◆ Sezione di testo ◆
Barbe e baffi



Mi ricordo, sarà stato il 1985, e la sola idea che sul mio volto liscio potesse spuntare anche un unico solitario pelo mi pareva remota come la fine della Guerra fredda. Eppure, c'era un mio compagno di classe, la cui situazione ormonale e pilifera non era molto diversa dalla mia, che aveva una vera e propria ossessione per le basette. Periodicamente veniva da me e con l'aria di chi è iniziato a segreti preclusi al resto dei mortali, esibiva la sua assoluta assenza di basette come se fosse un segno di guerra. Aveva gli occhi azzurri, e tempo dopo ho associato questo fatto, il mostrare cioè le guance imberbi e le basette tagliate fino alla base delle tempie, alla pratica della mensur, i combattimenti rituali dei cadetti tedeschi, che si sfregiavano la faccia tutti contenti ed esibivano le cicatrici sulle guance come estrema prova di coraggio. Anche loro avevano gli occhi azzurri.
Allora, questo mio compagno di classe si vantava non di essere imberbe, bella forza, ma di essere costretto a tagliarsi con frequenza quasi giornaliera le basette – cosa in effetti abbastanza improbabile – ed esibiva questa assenza di basette come un modo per essere assolutamente di gran moda. Perché nel 1985 nessuno portava le basette, tantomeno la barba. Alle medie, poi, men che meno, e anzi i pochi barbuti lo erano per evidenti problemi ormonali o per difetto di studio ed eccesso di bocciatura. Insomma, la barba, il baffo e la basetta erano marchi piuttosto infamanti, che denotavano una qualche mancanza, qualcosa di lombrosiano, oserei dire.

◆ Obiettivo a ◆
Stampa senza alcuna modifica le righe dell'elenco, dal suo inizio fino alla riga che contiene "start-cell[interactable]: Mon 6/30/08", compresa.
L'elenco non ha alcun rapporto con il testo su barbe e baffi.

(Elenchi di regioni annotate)
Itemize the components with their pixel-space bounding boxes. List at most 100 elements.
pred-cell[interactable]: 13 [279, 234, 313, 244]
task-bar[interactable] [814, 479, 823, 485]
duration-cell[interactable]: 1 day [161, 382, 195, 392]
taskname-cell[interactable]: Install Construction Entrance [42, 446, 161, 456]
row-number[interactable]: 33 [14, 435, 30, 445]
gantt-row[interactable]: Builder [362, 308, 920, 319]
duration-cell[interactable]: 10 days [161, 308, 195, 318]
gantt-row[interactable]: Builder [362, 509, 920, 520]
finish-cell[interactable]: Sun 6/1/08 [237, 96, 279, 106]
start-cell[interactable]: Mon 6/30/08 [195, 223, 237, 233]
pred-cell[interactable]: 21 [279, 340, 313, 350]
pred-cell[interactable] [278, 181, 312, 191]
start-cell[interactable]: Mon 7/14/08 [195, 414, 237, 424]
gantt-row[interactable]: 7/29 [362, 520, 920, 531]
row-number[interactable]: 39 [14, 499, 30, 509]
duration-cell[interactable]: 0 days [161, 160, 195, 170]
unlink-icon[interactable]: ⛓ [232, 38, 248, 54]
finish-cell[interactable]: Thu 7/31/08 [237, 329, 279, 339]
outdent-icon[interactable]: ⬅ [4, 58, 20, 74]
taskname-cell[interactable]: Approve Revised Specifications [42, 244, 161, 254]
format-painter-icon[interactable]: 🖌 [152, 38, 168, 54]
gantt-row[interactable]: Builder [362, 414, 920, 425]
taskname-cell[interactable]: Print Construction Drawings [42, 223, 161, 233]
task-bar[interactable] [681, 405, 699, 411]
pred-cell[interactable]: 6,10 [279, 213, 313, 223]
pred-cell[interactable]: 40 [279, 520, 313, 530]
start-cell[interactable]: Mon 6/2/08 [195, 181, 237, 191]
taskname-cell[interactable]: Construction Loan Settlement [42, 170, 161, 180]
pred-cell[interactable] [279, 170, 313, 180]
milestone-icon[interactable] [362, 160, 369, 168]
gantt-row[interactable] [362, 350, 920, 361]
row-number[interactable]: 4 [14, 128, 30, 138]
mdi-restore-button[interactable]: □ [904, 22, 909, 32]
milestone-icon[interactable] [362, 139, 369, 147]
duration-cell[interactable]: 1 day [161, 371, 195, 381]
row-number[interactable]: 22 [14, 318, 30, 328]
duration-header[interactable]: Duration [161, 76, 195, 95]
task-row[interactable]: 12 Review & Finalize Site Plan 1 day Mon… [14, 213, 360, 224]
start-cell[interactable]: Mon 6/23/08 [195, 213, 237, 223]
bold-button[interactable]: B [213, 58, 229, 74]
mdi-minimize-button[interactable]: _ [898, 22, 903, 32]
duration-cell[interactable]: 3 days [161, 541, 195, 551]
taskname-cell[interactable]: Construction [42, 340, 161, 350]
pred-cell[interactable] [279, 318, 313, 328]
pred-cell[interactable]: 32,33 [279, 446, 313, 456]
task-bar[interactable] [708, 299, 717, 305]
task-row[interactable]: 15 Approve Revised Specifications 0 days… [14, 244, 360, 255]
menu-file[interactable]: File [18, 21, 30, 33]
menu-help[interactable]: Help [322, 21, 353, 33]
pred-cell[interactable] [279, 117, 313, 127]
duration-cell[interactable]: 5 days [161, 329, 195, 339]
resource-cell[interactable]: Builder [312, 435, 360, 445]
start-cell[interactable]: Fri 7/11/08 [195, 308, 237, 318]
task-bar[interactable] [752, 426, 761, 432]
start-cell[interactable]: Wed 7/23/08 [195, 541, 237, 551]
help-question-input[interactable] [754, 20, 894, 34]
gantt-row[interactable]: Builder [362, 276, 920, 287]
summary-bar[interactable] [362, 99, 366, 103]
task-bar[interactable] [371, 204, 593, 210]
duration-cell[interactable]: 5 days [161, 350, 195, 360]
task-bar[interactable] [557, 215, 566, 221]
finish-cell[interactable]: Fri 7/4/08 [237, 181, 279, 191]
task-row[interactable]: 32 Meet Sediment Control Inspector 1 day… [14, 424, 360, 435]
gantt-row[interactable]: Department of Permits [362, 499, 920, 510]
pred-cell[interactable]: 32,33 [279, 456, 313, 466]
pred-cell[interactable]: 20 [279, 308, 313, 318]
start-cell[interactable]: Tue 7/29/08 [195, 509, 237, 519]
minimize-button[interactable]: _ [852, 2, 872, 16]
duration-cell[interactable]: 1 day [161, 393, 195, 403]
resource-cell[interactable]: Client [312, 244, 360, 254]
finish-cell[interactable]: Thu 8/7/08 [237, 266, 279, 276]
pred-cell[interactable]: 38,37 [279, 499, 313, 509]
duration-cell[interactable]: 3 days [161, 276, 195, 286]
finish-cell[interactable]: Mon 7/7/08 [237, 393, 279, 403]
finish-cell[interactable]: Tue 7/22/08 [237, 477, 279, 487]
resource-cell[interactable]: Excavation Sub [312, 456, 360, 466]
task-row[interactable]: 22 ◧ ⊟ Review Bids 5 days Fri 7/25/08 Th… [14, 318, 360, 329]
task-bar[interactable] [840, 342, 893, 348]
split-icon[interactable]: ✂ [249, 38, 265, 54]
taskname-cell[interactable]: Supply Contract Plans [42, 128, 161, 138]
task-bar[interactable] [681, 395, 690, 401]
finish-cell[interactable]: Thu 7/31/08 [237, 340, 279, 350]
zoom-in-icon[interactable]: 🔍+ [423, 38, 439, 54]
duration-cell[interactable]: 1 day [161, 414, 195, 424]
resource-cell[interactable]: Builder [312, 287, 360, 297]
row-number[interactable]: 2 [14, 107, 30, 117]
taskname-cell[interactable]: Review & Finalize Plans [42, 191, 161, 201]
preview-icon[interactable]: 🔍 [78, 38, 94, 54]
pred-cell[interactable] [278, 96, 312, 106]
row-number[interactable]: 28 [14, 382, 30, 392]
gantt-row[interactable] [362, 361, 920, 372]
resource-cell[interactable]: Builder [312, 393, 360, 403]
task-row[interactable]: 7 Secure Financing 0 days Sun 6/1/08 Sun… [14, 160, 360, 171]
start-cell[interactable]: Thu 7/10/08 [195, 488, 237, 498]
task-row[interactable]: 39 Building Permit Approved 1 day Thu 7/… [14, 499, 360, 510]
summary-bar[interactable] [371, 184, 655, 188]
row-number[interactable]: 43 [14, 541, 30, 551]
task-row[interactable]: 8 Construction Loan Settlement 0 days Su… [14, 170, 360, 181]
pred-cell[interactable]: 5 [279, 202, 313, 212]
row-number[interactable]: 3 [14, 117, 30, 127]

◆ Obiettivo b ◆
Restituisci per intero, senza cambiare nulla, il testo su barbe e baffi.

◆ Risultato dell'esercizio a ◆
Itemize the components with their pixel-space bounding boxes. List at most 100 elements.
pred-cell[interactable]: 13 [279, 234, 313, 244]
task-bar[interactable] [814, 479, 823, 485]
duration-cell[interactable]: 1 day [161, 382, 195, 392]
taskname-cell[interactable]: Install Construction Entrance [42, 446, 161, 456]
row-number[interactable]: 33 [14, 435, 30, 445]
gantt-row[interactable]: Builder [362, 308, 920, 319]
duration-cell[interactable]: 10 days [161, 308, 195, 318]
gantt-row[interactable]: Builder [362, 509, 920, 520]
finish-cell[interactable]: Sun 6/1/08 [237, 96, 279, 106]
start-cell[interactable]: Mon 6/30/08 [195, 223, 237, 233]

◆ Risultato dell'esercizio b ◆
Barbe e baffi



Mi ricordo, sarà stato il 1985, e la sola idea che sul mio volto liscio potesse spuntare anche un unico solitario pelo mi pareva remota come la fine della Guerra fredda. Eppure, c'era un mio compagno di classe, la cui situazione ormonale e pilifera non era molto diversa dalla mia, che aveva una vera e propria ossessione per le basette. Periodicamente veniva da me e con l'aria di chi è iniziato a segreti preclusi al resto dei mortali, esibiva la sua assoluta assenza di basette come se fosse un segno di guerra. Aveva gli occhi azzurri, e tempo dopo ho associato questo fatto, il mostrare cioè le guance imberbi e le basette tagliate fino alla base delle tempie, alla pratica della mensur, i combattimenti rituali dei cadetti tedeschi, che si sfregiavano la faccia tutti contenti ed esibivano le cicatrici sulle guance come estrema prova di coraggio. Anche loro avevano gli occhi azzurri.
Allora, questo mio compagno di classe si vantava non di essere imberbe, bella forza, ma di essere costretto a tagliarsi con frequenza quasi giornaliera le basette – cosa in effetti abbastanza improbabile – ed esibiva questa assenza di basette come un modo per essere assolutamente di gran moda. Perché nel 1985 nessuno portava le basette, tantomeno la barba. Alle medie, poi, men che meno, e anzi i pochi barbuti lo erano per evidenti problemi ormonali o per difetto di studio ed eccesso di bocciatura. Insomma, la barba, il baffo e la basetta erano marchi piuttosto infamanti, che denotavano una qualche mancanza, qualcosa di lombrosiano, oserei dire.